───── INFORMATION SUPPLIED ─────
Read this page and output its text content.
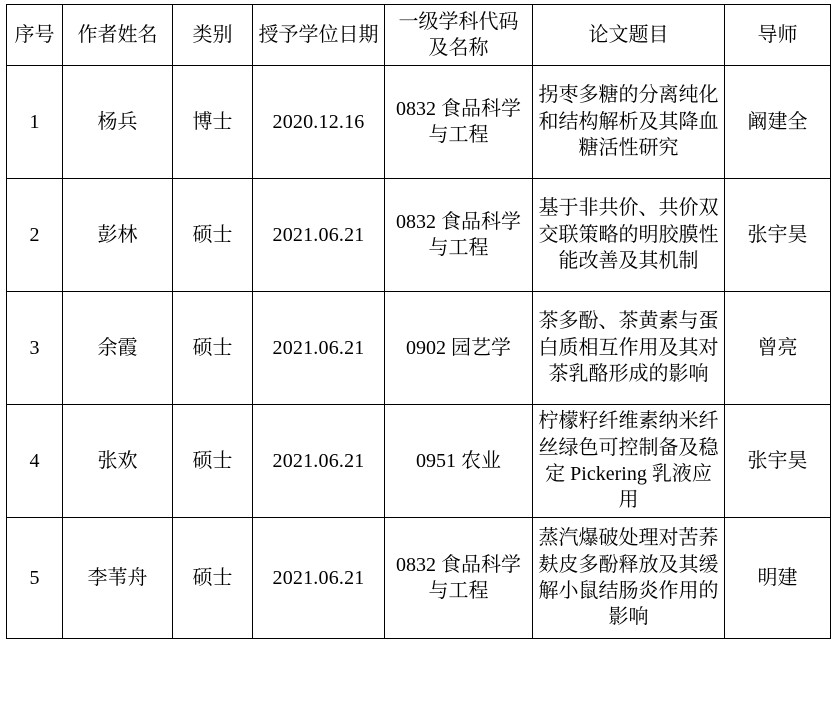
序号	作者姓名	类别	授予学位日期	一级学科代码及名称	论文题目	导师

1	杨兵	博士	2020.12.16	0832 食品科学与工程	拐枣多糖的分离纯化和结构解析及其降血糖活性研究	阚建全
2	彭林	硕士	2021.06.21	0832 食品科学与工程	基于非共价、共价双交联策略的明胶膜性能改善及其机制	张宇昊
3	余霞	硕士	2021.06.21	0902 园艺学	茶多酚、茶黄素与蛋白质相互作用及其对茶乳酪形成的影响	曾亮
4	张欢	硕士	2021.06.21	0951 农业	柠檬籽纤维素纳米纤丝绿色可控制备及稳定 Pickering 乳液应用	张宇昊
5	李苇舟	硕士	2021.06.21	0832 食品科学与工程	蒸汽爆破处理对苦荞麸皮多酚释放及其缓解小鼠结肠炎作用的影响	明建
─────
> [WHAT THE EXERCISE ASKS] Extract from the material all lines containing the string "食品科学与工程".

> [IN RESPONSE]
1	杨兵	博士	2020.12.16	0832 食品科学与工程	拐枣多糖的分离纯化和结构解析及其降血糖活性研究	阚建全
2	彭林	硕士	2021.06.21	0832 食品科学与工程	基于非共价、共价双交联策略的明胶膜性能改善及其机制	张宇昊
5	李苇舟	硕士	2021.06.21	0832 食品科学与工程	蒸汽爆破处理对苦荞麸皮多酚释放及其缓解小鼠结肠炎作用的影响	明建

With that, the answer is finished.